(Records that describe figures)
- - - - - - -

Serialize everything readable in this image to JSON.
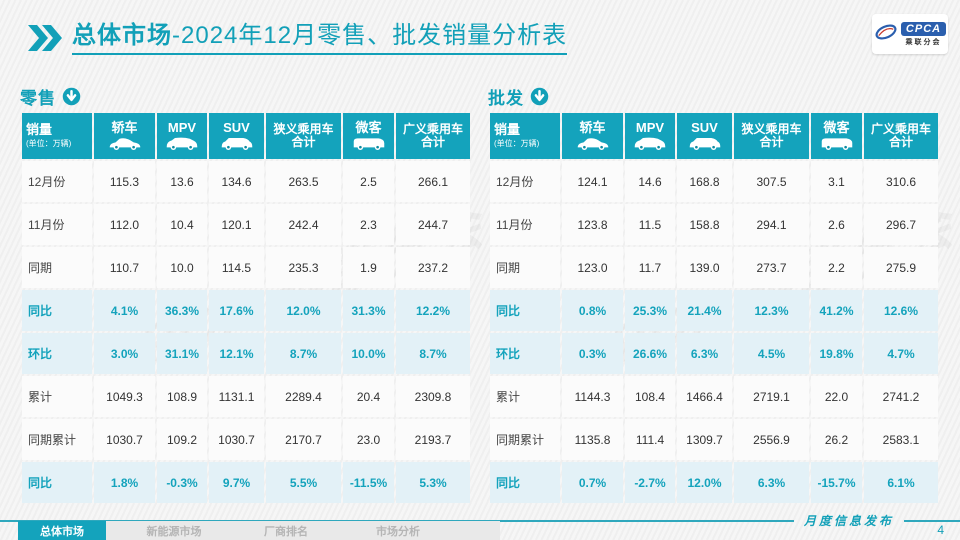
{
  "header": {
    "title_prefix": "总体市场",
    "title_rest": "-2024年12月零售、批发销量分析表",
    "logo": {
      "text": "CPCA",
      "subtext": "乘联分会"
    }
  },
  "columns": [
    {
      "label": "销量",
      "sub": "(单位：万辆)"
    },
    {
      "label": "轿车",
      "icon": "sedan-icon"
    },
    {
      "label": "MPV",
      "icon": "mpv-icon"
    },
    {
      "label": "SUV",
      "icon": "suv-icon"
    },
    {
      "label": "狭义乘用车",
      "label2": "合计"
    },
    {
      "label": "微客",
      "icon": "van-icon"
    },
    {
      "label": "广义乘用车",
      "label2": "合计"
    }
  ],
  "tables": [
    {
      "id": "retail",
      "label": "零售",
      "rows": [
        {
          "label": "12月份",
          "highlight": false,
          "values": [
            "115.3",
            "13.6",
            "134.6",
            "263.5",
            "2.5",
            "266.1"
          ]
        },
        {
          "label": "11月份",
          "highlight": false,
          "values": [
            "112.0",
            "10.4",
            "120.1",
            "242.4",
            "2.3",
            "244.7"
          ]
        },
        {
          "label": "同期",
          "highlight": false,
          "values": [
            "110.7",
            "10.0",
            "114.5",
            "235.3",
            "1.9",
            "237.2"
          ]
        },
        {
          "label": "同比",
          "highlight": true,
          "values": [
            "4.1%",
            "36.3%",
            "17.6%",
            "12.0%",
            "31.3%",
            "12.2%"
          ]
        },
        {
          "label": "环比",
          "highlight": true,
          "values": [
            "3.0%",
            "31.1%",
            "12.1%",
            "8.7%",
            "10.0%",
            "8.7%"
          ]
        },
        {
          "label": "累计",
          "highlight": false,
          "values": [
            "1049.3",
            "108.9",
            "1131.1",
            "2289.4",
            "20.4",
            "2309.8"
          ]
        },
        {
          "label": "同期累计",
          "highlight": false,
          "values": [
            "1030.7",
            "109.2",
            "1030.7",
            "2170.7",
            "23.0",
            "2193.7"
          ]
        },
        {
          "label": "同比",
          "highlight": true,
          "values": [
            "1.8%",
            "-0.3%",
            "9.7%",
            "5.5%",
            "-11.5%",
            "5.3%"
          ]
        }
      ]
    },
    {
      "id": "wholesale",
      "label": "批发",
      "rows": [
        {
          "label": "12月份",
          "highlight": false,
          "values": [
            "124.1",
            "14.6",
            "168.8",
            "307.5",
            "3.1",
            "310.6"
          ]
        },
        {
          "label": "11月份",
          "highlight": false,
          "values": [
            "123.8",
            "11.5",
            "158.8",
            "294.1",
            "2.6",
            "296.7"
          ]
        },
        {
          "label": "同期",
          "highlight": false,
          "values": [
            "123.0",
            "11.7",
            "139.0",
            "273.7",
            "2.2",
            "275.9"
          ]
        },
        {
          "label": "同比",
          "highlight": true,
          "values": [
            "0.8%",
            "25.3%",
            "21.4%",
            "12.3%",
            "41.2%",
            "12.6%"
          ]
        },
        {
          "label": "环比",
          "highlight": true,
          "values": [
            "0.3%",
            "26.6%",
            "6.3%",
            "4.5%",
            "19.8%",
            "4.7%"
          ]
        },
        {
          "label": "累计",
          "highlight": false,
          "values": [
            "1144.3",
            "108.4",
            "1466.4",
            "2719.1",
            "22.0",
            "2741.2"
          ]
        },
        {
          "label": "同期累计",
          "highlight": false,
          "values": [
            "1135.8",
            "111.4",
            "1309.7",
            "2556.9",
            "26.2",
            "2583.1"
          ]
        },
        {
          "label": "同比",
          "highlight": true,
          "values": [
            "0.7%",
            "-2.7%",
            "12.0%",
            "6.3%",
            "-15.7%",
            "6.1%"
          ]
        }
      ]
    }
  ],
  "watermark": "CPCA 乘联分会",
  "footer": {
    "tabs": [
      {
        "label": "总体市场",
        "active": true
      },
      {
        "label": "新能源市场",
        "active": false
      },
      {
        "label": "厂商排名",
        "active": false
      },
      {
        "label": "市场分析",
        "active": false
      }
    ],
    "publish_label": "月度信息发布",
    "page_number": "4"
  },
  "colors": {
    "accent": "#12a0b8",
    "header_fill": "#14a3bc",
    "highlight_row": "#e3f1f7"
  }
}
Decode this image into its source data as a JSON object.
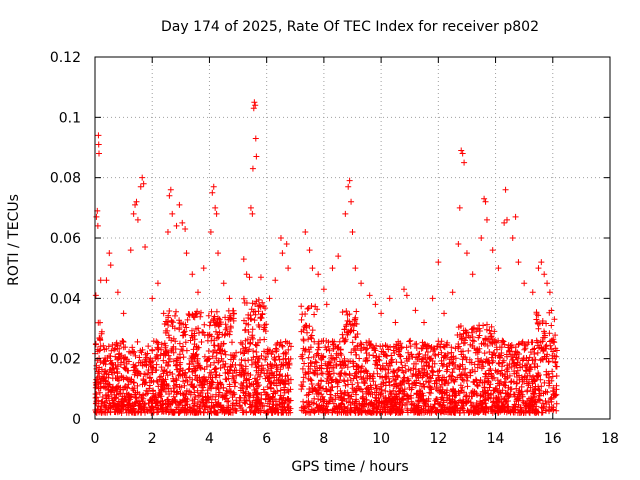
{
  "chart_data": {
    "type": "scatter",
    "title": "Day 174 of 2025, Rate Of TEC Index for receiver p802",
    "xlabel": "GPS time / hours",
    "ylabel": "ROTI / TECUs",
    "xlim": [
      0,
      18
    ],
    "ylim": [
      0,
      0.12
    ],
    "xticks": [
      0,
      2,
      4,
      6,
      8,
      10,
      12,
      14,
      16,
      18
    ],
    "xtick_labels": [
      "0",
      "2",
      "4",
      "6",
      "8",
      "10",
      "12",
      "14",
      "16",
      "18"
    ],
    "yticks": [
      0,
      0.02,
      0.04,
      0.06,
      0.08,
      0.1,
      0.12
    ],
    "ytick_labels": [
      "0",
      "0.02",
      "0.04",
      "0.06",
      "0.08",
      "0.1",
      "0.12"
    ],
    "grid": true,
    "marker": "plus",
    "color": "#ff0000",
    "data_gaps_hours": [
      [
        4.95,
        5.05
      ],
      [
        6.85,
        7.2
      ],
      [
        16.15,
        18
      ]
    ],
    "series": [
      {
        "name": "ROTI",
        "points": [
          [
            0.05,
            0.067
          ],
          [
            0.08,
            0.069
          ],
          [
            0.1,
            0.064
          ],
          [
            0.12,
            0.094
          ],
          [
            0.13,
            0.091
          ],
          [
            0.14,
            0.088
          ],
          [
            0.03,
            0.041
          ],
          [
            0.2,
            0.046
          ],
          [
            0.4,
            0.046
          ],
          [
            0.5,
            0.055
          ],
          [
            0.55,
            0.051
          ],
          [
            0.8,
            0.042
          ],
          [
            1.0,
            0.035
          ],
          [
            1.25,
            0.056
          ],
          [
            1.35,
            0.068
          ],
          [
            1.4,
            0.071
          ],
          [
            1.45,
            0.072
          ],
          [
            1.5,
            0.066
          ],
          [
            1.6,
            0.077
          ],
          [
            1.65,
            0.08
          ],
          [
            1.7,
            0.078
          ],
          [
            1.75,
            0.057
          ],
          [
            2.0,
            0.04
          ],
          [
            2.2,
            0.045
          ],
          [
            2.4,
            0.035
          ],
          [
            2.55,
            0.062
          ],
          [
            2.6,
            0.074
          ],
          [
            2.65,
            0.076
          ],
          [
            2.7,
            0.068
          ],
          [
            2.85,
            0.064
          ],
          [
            2.95,
            0.071
          ],
          [
            3.05,
            0.065
          ],
          [
            3.15,
            0.063
          ],
          [
            3.2,
            0.055
          ],
          [
            3.4,
            0.048
          ],
          [
            3.6,
            0.042
          ],
          [
            3.8,
            0.05
          ],
          [
            4.05,
            0.062
          ],
          [
            4.1,
            0.075
          ],
          [
            4.15,
            0.077
          ],
          [
            4.2,
            0.07
          ],
          [
            4.25,
            0.068
          ],
          [
            4.3,
            0.055
          ],
          [
            4.5,
            0.045
          ],
          [
            4.7,
            0.04
          ],
          [
            4.85,
            0.035
          ],
          [
            5.2,
            0.053
          ],
          [
            5.3,
            0.048
          ],
          [
            5.4,
            0.047
          ],
          [
            5.45,
            0.07
          ],
          [
            5.5,
            0.068
          ],
          [
            5.55,
            0.103
          ],
          [
            5.57,
            0.105
          ],
          [
            5.6,
            0.104
          ],
          [
            5.62,
            0.093
          ],
          [
            5.64,
            0.087
          ],
          [
            5.52,
            0.083
          ],
          [
            5.8,
            0.047
          ],
          [
            6.1,
            0.04
          ],
          [
            6.3,
            0.046
          ],
          [
            6.5,
            0.06
          ],
          [
            6.55,
            0.055
          ],
          [
            6.7,
            0.058
          ],
          [
            6.75,
            0.05
          ],
          [
            7.35,
            0.062
          ],
          [
            7.5,
            0.056
          ],
          [
            7.6,
            0.05
          ],
          [
            7.8,
            0.048
          ],
          [
            8.0,
            0.043
          ],
          [
            8.1,
            0.038
          ],
          [
            8.3,
            0.05
          ],
          [
            8.5,
            0.054
          ],
          [
            8.75,
            0.068
          ],
          [
            8.85,
            0.077
          ],
          [
            8.9,
            0.079
          ],
          [
            8.95,
            0.072
          ],
          [
            9.0,
            0.062
          ],
          [
            9.1,
            0.05
          ],
          [
            9.3,
            0.045
          ],
          [
            9.6,
            0.041
          ],
          [
            9.8,
            0.038
          ],
          [
            10.0,
            0.035
          ],
          [
            10.3,
            0.04
          ],
          [
            10.5,
            0.032
          ],
          [
            10.8,
            0.043
          ],
          [
            10.9,
            0.041
          ],
          [
            11.2,
            0.036
          ],
          [
            11.5,
            0.032
          ],
          [
            11.8,
            0.04
          ],
          [
            12.0,
            0.052
          ],
          [
            12.2,
            0.035
          ],
          [
            12.5,
            0.042
          ],
          [
            12.7,
            0.058
          ],
          [
            12.75,
            0.07
          ],
          [
            12.8,
            0.089
          ],
          [
            12.85,
            0.088
          ],
          [
            12.9,
            0.085
          ],
          [
            13.0,
            0.055
          ],
          [
            13.2,
            0.048
          ],
          [
            13.5,
            0.06
          ],
          [
            13.6,
            0.073
          ],
          [
            13.65,
            0.072
          ],
          [
            13.7,
            0.066
          ],
          [
            13.9,
            0.056
          ],
          [
            14.1,
            0.05
          ],
          [
            14.3,
            0.065
          ],
          [
            14.35,
            0.076
          ],
          [
            14.4,
            0.066
          ],
          [
            14.6,
            0.06
          ],
          [
            14.7,
            0.067
          ],
          [
            14.8,
            0.052
          ],
          [
            15.0,
            0.045
          ],
          [
            15.3,
            0.042
          ],
          [
            15.5,
            0.05
          ],
          [
            15.6,
            0.052
          ],
          [
            15.7,
            0.048
          ],
          [
            15.8,
            0.045
          ],
          [
            15.9,
            0.042
          ],
          [
            16.0,
            0.02
          ],
          [
            16.1,
            0.008
          ]
        ]
      }
    ]
  }
}
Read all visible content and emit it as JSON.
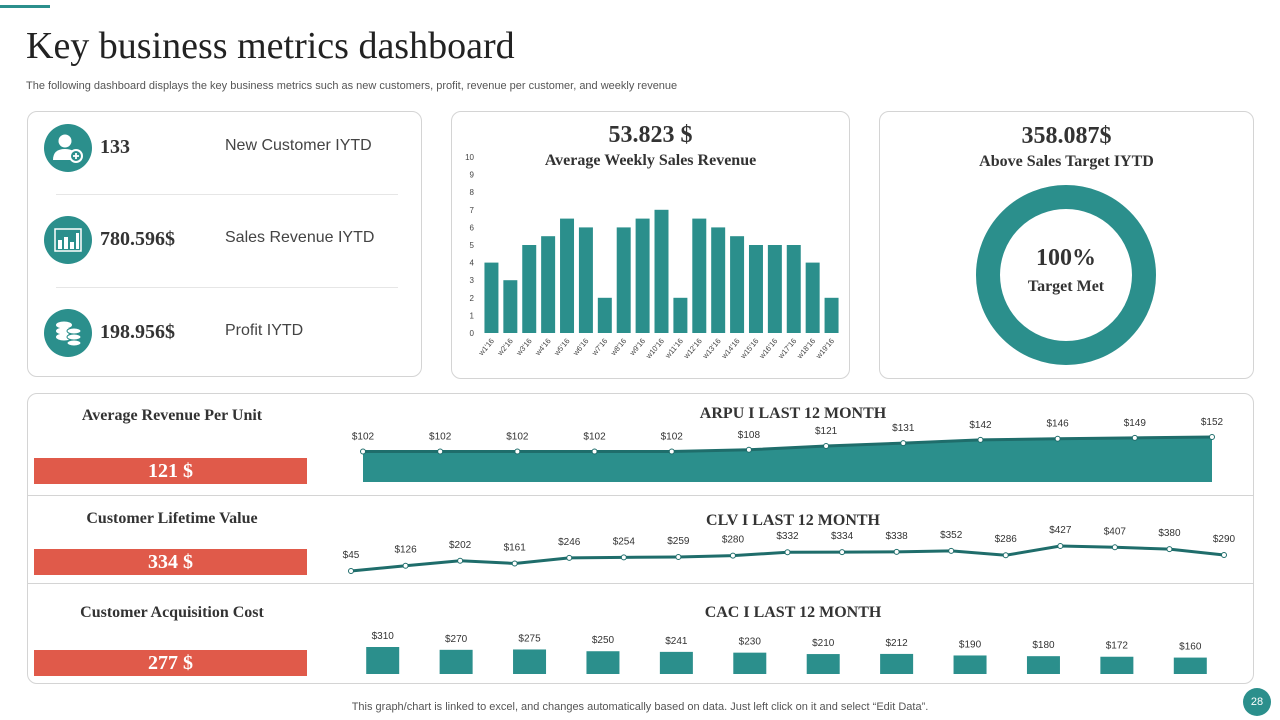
{
  "header": {
    "title": "Key business metrics dashboard",
    "subtitle": "The following dashboard displays the key business metrics such as new customers, profit, revenue per customer, and weekly revenue"
  },
  "kpis": [
    {
      "value": "133",
      "label": "New Customer IYTD",
      "icon": "add-user-icon"
    },
    {
      "value": "780.596$",
      "label": "Sales Revenue IYTD",
      "icon": "bar-chart-icon"
    },
    {
      "value": "198.956$",
      "label": "Profit IYTD",
      "icon": "coins-stack-icon"
    }
  ],
  "weekly": {
    "value": "53.823 $",
    "heading": "Average Weekly Sales Revenue"
  },
  "target": {
    "value": "358.087$",
    "heading": "Above Sales Target IYTD",
    "percent_text": "100%",
    "percent_label": "Target Met",
    "fraction": 1.0
  },
  "metrics": {
    "arpu": {
      "title": "Average Revenue Per Unit",
      "value": "121 $",
      "chart_title": "ARPU I LAST 12 MONTH"
    },
    "clv": {
      "title": "Customer Lifetime Value",
      "value": "334 $",
      "chart_title": "CLV I LAST 12 MONTH"
    },
    "cac": {
      "title": "Customer Acquisition Cost",
      "value": "277 $",
      "chart_title": "CAC I LAST 12 MONTH"
    }
  },
  "colors": {
    "teal": "#2b8f8c",
    "teal_dark": "#1f6d6b",
    "red": "#e05a4a"
  },
  "chart_data": [
    {
      "type": "bar",
      "title": "Average Weekly Sales Revenue",
      "categories": [
        "w1'16",
        "w2'16",
        "w3'16",
        "w4'16",
        "w5'16",
        "w6'16",
        "w7'16",
        "w8'16",
        "w9'16",
        "w10'16",
        "w11'16",
        "w12'16",
        "w13'16",
        "w14'16",
        "w15'16",
        "w16'16",
        "w17'16",
        "w18'16",
        "w19'16"
      ],
      "values": [
        4,
        3,
        5,
        5.5,
        6.5,
        6,
        2,
        6,
        6.5,
        7,
        2,
        6.5,
        6,
        5.5,
        5,
        5,
        5,
        4,
        2
      ],
      "ylim": [
        0,
        10
      ],
      "yticks": [
        0,
        1,
        2,
        3,
        4,
        5,
        6,
        7,
        8,
        9,
        10
      ],
      "grid": false
    },
    {
      "type": "pie",
      "title": "Above Sales Target IYTD",
      "values": [
        100
      ],
      "categories": [
        "Target Met"
      ]
    },
    {
      "type": "area",
      "title": "ARPU I LAST 12 MONTH",
      "values": [
        102,
        102,
        102,
        102,
        102,
        108,
        121,
        131,
        142,
        146,
        149,
        152
      ],
      "labels": [
        "$102",
        "$102",
        "$102",
        "$102",
        "$102",
        "$108",
        "$121",
        "$131",
        "$142",
        "$146",
        "$149",
        "$152"
      ]
    },
    {
      "type": "line",
      "title": "CLV I LAST 12 MONTH",
      "values": [
        45,
        126,
        202,
        161,
        246,
        254,
        259,
        280,
        332,
        334,
        338,
        352,
        286,
        427,
        407,
        380,
        290
      ],
      "labels": [
        "$45",
        "$126",
        "$202",
        "$161",
        "$246",
        "$254",
        "$259",
        "$280",
        "$332",
        "$334",
        "$338",
        "$352",
        "$286",
        "$427",
        "$407",
        "$380",
        "$290"
      ]
    },
    {
      "type": "bar",
      "title": "CAC I LAST 12 MONTH",
      "values": [
        310,
        270,
        275,
        250,
        241,
        230,
        210,
        212,
        190,
        180,
        172,
        160
      ],
      "labels": [
        "$310",
        "$270",
        "$275",
        "$250",
        "$241",
        "$230",
        "$210",
        "$212",
        "$190",
        "$180",
        "$172",
        "$160"
      ]
    }
  ],
  "footer": {
    "note": "This graph/chart is linked to excel,  and changes automatically based on data. Just left click on it and select “Edit Data”.",
    "page_number": "28"
  }
}
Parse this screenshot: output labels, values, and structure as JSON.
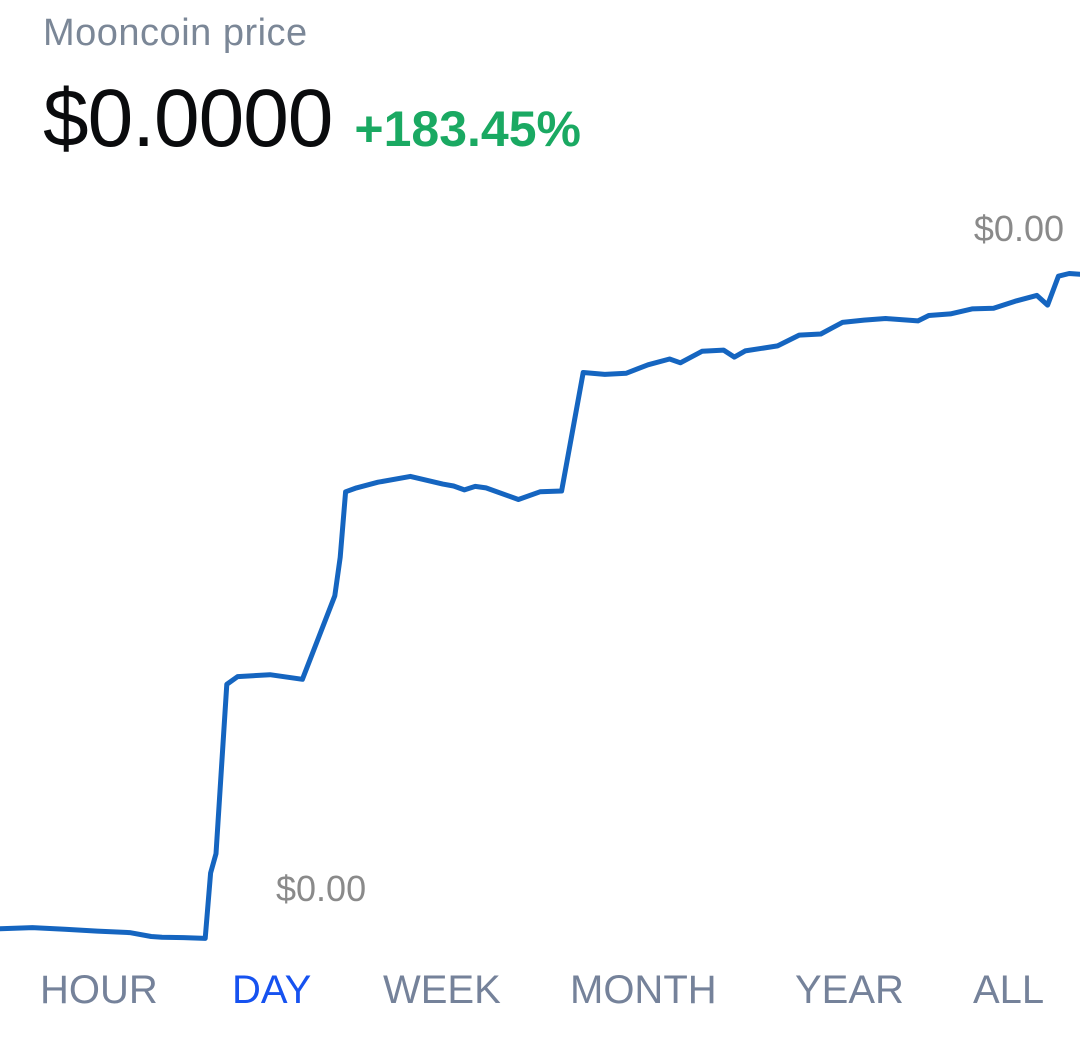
{
  "header": {
    "title": "Mooncoin price",
    "price": "$0.0000",
    "change": "+183.45%"
  },
  "colors": {
    "line": "#1565c0",
    "positive": "#1aa962",
    "active_tab": "#1652f0"
  },
  "chart_data": {
    "type": "line",
    "max_label": "$0.00",
    "min_label": "$0.00",
    "x": [
      0,
      3,
      6,
      9,
      12,
      14,
      15,
      17,
      19,
      19.5,
      20,
      21,
      22,
      25,
      28,
      31,
      31.5,
      32,
      33,
      35,
      38,
      41,
      42,
      43,
      44,
      45,
      48,
      50,
      52,
      54,
      56,
      58,
      60,
      62,
      63,
      64,
      65,
      67,
      68,
      69,
      72,
      74,
      76,
      77,
      78,
      80,
      82,
      85,
      86,
      88,
      90,
      92,
      94,
      96,
      97,
      98,
      99,
      100
    ],
    "series": [
      {
        "values": [
          18.5,
          18.8,
          18.4,
          17.9,
          17.5,
          16.5,
          16.3,
          16.2,
          16.0,
          33,
          38,
          82,
          84,
          84.5,
          83.3,
          105,
          115,
          132,
          133,
          134.5,
          136,
          134,
          133.5,
          132.5,
          133.4,
          133,
          130,
          132,
          132.2,
          163,
          162.5,
          162.8,
          165,
          166.5,
          165.5,
          167,
          168.5,
          168.8,
          167,
          168.6,
          169.9,
          172.7,
          173,
          174.5,
          176,
          176.6,
          177,
          176.4,
          177.8,
          178.2,
          179.5,
          179.7,
          181.5,
          183,
          180.5,
          188,
          188.7,
          188.5
        ]
      }
    ]
  },
  "tabs": [
    {
      "label": "HOUR",
      "active": false
    },
    {
      "label": "DAY",
      "active": true
    },
    {
      "label": "WEEK",
      "active": false
    },
    {
      "label": "MONTH",
      "active": false
    },
    {
      "label": "YEAR",
      "active": false
    },
    {
      "label": "ALL",
      "active": false
    }
  ]
}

- - - - - - -

What is expected:
What is the number of lines containing "image"? Give that number only.

Result of the exercise:
2